Exercise:
The records below must be transcribed exactly. Do not include the pictures.
--------------------
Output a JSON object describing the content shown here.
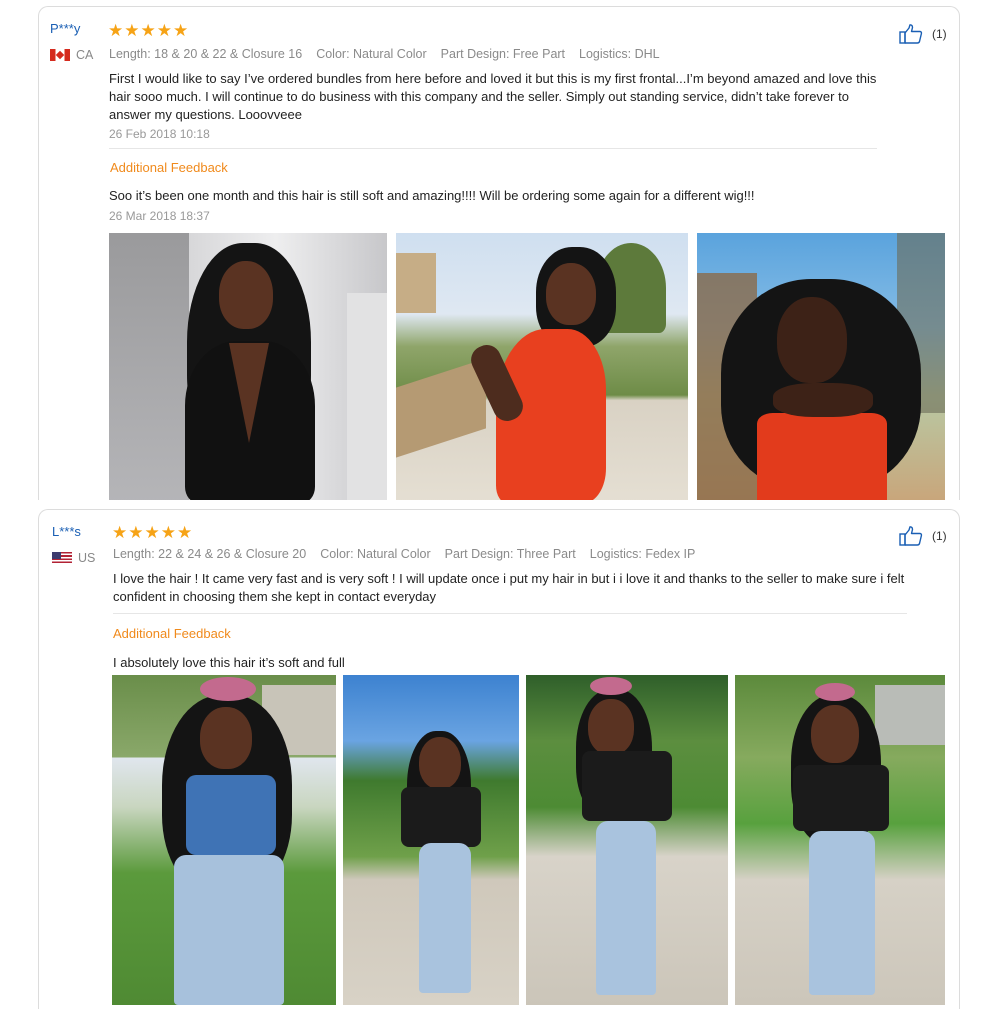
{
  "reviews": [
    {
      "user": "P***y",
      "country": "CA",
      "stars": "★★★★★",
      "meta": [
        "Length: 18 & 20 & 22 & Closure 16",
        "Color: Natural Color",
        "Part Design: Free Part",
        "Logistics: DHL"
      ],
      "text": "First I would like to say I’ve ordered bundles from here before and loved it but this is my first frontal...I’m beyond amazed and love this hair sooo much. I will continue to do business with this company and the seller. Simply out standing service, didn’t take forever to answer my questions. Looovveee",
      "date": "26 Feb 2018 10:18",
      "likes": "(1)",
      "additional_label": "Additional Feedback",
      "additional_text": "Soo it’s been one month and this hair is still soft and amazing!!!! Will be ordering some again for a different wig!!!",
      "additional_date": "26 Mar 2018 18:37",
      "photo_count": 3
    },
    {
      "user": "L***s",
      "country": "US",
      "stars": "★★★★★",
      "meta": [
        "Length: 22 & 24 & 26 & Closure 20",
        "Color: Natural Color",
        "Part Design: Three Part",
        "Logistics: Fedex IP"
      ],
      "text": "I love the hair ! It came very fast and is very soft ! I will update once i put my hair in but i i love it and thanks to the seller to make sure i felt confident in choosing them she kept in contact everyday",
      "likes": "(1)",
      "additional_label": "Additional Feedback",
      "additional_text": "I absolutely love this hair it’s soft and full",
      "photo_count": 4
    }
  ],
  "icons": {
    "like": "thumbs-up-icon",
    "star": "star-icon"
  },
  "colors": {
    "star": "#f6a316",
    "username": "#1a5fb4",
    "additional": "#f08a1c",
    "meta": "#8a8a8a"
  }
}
--------------------
Exercise output:
Output a JSON object describing the content shown here.
{
  "reviews": [
    {
      "user": "P***y",
      "country": "CA",
      "stars": "★★★★★",
      "meta": [
        "Length: 18 & 20 & 22 & Closure 16",
        "Color: Natural Color",
        "Part Design: Free Part",
        "Logistics: DHL"
      ],
      "text": "First I would like to say I’ve ordered bundles from here before and loved it but this is my first frontal...I’m beyond amazed and love this hair sooo much. I will continue to do business with this company and the seller. Simply out standing service, didn’t take forever to answer my questions. Looovveee",
      "date": "26 Feb 2018 10:18",
      "likes": "(1)",
      "additional_label": "Additional Feedback",
      "additional_text": "Soo it’s been one month and this hair is still soft and amazing!!!! Will be ordering some again for a different wig!!!",
      "additional_date": "26 Mar 2018 18:37",
      "photo_count": 3
    },
    {
      "user": "L***s",
      "country": "US",
      "stars": "★★★★★",
      "meta": [
        "Length: 22 & 24 & 26 & Closure 20",
        "Color: Natural Color",
        "Part Design: Three Part",
        "Logistics: Fedex IP"
      ],
      "text": "I love the hair ! It came very fast and is very soft ! I will update once i put my hair in but i i love it and thanks to the seller to make sure i felt confident in choosing them she kept in contact everyday",
      "likes": "(1)",
      "additional_label": "Additional Feedback",
      "additional_text": "I absolutely love this hair it’s soft and full",
      "photo_count": 4
    }
  ],
  "icons": {
    "like": "thumbs-up-icon",
    "star": "star-icon"
  },
  "colors": {
    "star": "#f6a316",
    "username": "#1a5fb4",
    "additional": "#f08a1c",
    "meta": "#8a8a8a"
  }
}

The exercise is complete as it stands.